Your task is to copy the listing exactly, with the pictures left out.

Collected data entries
•••••

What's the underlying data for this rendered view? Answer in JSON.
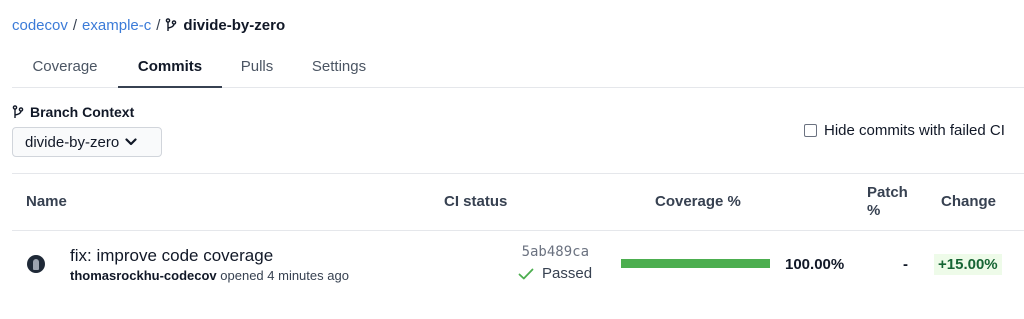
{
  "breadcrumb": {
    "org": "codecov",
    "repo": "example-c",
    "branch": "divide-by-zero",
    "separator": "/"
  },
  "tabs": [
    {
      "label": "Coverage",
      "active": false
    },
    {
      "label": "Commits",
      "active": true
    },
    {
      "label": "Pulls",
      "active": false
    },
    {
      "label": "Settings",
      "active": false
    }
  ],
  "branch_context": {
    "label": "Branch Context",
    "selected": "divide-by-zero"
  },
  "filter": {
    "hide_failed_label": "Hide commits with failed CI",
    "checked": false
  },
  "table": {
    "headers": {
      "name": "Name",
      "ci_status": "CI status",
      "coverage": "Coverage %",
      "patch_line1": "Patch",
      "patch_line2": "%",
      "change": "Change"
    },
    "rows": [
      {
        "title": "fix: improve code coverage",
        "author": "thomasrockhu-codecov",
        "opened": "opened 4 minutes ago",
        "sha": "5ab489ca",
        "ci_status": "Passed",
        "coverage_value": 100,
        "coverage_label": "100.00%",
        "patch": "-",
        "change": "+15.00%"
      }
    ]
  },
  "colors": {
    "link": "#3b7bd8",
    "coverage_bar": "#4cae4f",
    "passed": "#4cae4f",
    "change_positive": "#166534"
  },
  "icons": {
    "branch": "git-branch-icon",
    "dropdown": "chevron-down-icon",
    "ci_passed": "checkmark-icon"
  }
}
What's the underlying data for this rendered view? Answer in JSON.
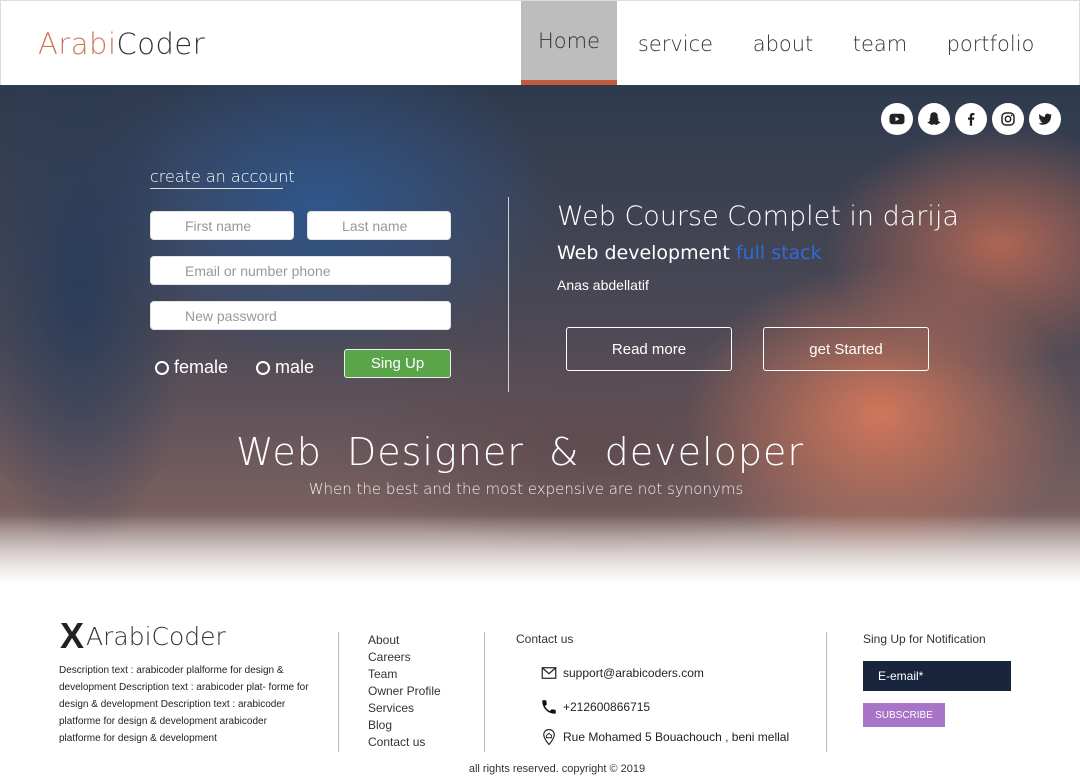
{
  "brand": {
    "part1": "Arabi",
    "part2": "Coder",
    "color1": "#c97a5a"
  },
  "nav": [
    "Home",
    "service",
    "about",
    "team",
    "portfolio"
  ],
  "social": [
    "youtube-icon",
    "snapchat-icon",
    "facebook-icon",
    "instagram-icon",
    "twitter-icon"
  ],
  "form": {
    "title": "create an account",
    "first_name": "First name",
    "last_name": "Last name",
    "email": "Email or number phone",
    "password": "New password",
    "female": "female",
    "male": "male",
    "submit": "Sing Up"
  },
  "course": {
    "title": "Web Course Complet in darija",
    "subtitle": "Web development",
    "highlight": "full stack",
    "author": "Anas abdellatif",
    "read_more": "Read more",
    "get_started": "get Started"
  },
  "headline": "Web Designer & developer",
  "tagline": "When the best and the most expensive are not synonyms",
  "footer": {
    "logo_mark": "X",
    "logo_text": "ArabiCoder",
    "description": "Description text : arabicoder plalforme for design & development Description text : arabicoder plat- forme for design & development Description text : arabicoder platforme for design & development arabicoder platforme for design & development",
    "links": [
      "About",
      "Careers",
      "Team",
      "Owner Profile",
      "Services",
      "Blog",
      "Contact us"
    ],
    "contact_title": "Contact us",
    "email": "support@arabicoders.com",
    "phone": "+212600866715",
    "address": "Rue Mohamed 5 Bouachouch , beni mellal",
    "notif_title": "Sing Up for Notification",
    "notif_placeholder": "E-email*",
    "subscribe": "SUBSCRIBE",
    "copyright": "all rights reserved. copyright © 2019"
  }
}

•••••

◆ **Answer to this exercise**:
What's the underlying data for this rendered view? Answer in JSON.
{
  "breadcrumb": {
    "org": "codecov",
    "repo": "example-c",
    "branch": "divide-by-zero",
    "separator": "/"
  },
  "tabs": [
    {
      "label": "Coverage",
      "active": false
    },
    {
      "label": "Commits",
      "active": true
    },
    {
      "label": "Pulls",
      "active": false
    },
    {
      "label": "Settings",
      "active": false
    }
  ],
  "branch_context": {
    "label": "Branch Context",
    "selected": "divide-by-zero"
  },
  "filter": {
    "hide_failed_label": "Hide commits with failed CI",
    "checked": false
  },
  "table": {
    "headers": {
      "name": "Name",
      "ci_status": "CI status",
      "coverage": "Coverage %",
      "patch_line1": "Patch",
      "patch_line2": "%",
      "change": "Change"
    },
    "rows": [
      {
        "title": "fix: improve code coverage",
        "author": "thomasrockhu-codecov",
        "opened": "opened 4 minutes ago",
        "sha": "5ab489ca",
        "ci_status": "Passed",
        "coverage_value": 100,
        "coverage_label": "100.00%",
        "patch": "-",
        "change": "+15.00%"
      }
    ]
  },
  "colors": {
    "link": "#3b7bd8",
    "coverage_bar": "#4cae4f",
    "passed": "#4cae4f",
    "change_positive": "#166534"
  },
  "icons": {
    "branch": "git-branch-icon",
    "dropdown": "chevron-down-icon",
    "ci_passed": "checkmark-icon"
  }
}
What's the underlying data for this rendered view? Answer in JSON.
{
  "brand": {
    "part1": "Arabi",
    "part2": "Coder",
    "color1": "#c97a5a"
  },
  "nav": [
    "Home",
    "service",
    "about",
    "team",
    "portfolio"
  ],
  "social": [
    "youtube-icon",
    "snapchat-icon",
    "facebook-icon",
    "instagram-icon",
    "twitter-icon"
  ],
  "form": {
    "title": "create an account",
    "first_name": "First name",
    "last_name": "Last name",
    "email": "Email or number phone",
    "password": "New password",
    "female": "female",
    "male": "male",
    "submit": "Sing Up"
  },
  "course": {
    "title": "Web Course Complet in darija",
    "subtitle": "Web development",
    "highlight": "full stack",
    "author": "Anas abdellatif",
    "read_more": "Read more",
    "get_started": "get Started"
  },
  "headline": "Web Designer & developer",
  "tagline": "When the best and the most expensive are not synonyms",
  "footer": {
    "logo_mark": "X",
    "logo_text": "ArabiCoder",
    "description": "Description text : arabicoder plalforme for design & development Description text : arabicoder plat- forme for design & development Description text : arabicoder platforme for design & development arabicoder platforme for design & development",
    "links": [
      "About",
      "Careers",
      "Team",
      "Owner Profile",
      "Services",
      "Blog",
      "Contact us"
    ],
    "contact_title": "Contact us",
    "email": "support@arabicoders.com",
    "phone": "+212600866715",
    "address": "Rue Mohamed 5 Bouachouch , beni mellal",
    "notif_title": "Sing Up for Notification",
    "notif_placeholder": "E-email*",
    "subscribe": "SUBSCRIBE",
    "copyright": "all rights reserved. copyright © 2019"
  }
}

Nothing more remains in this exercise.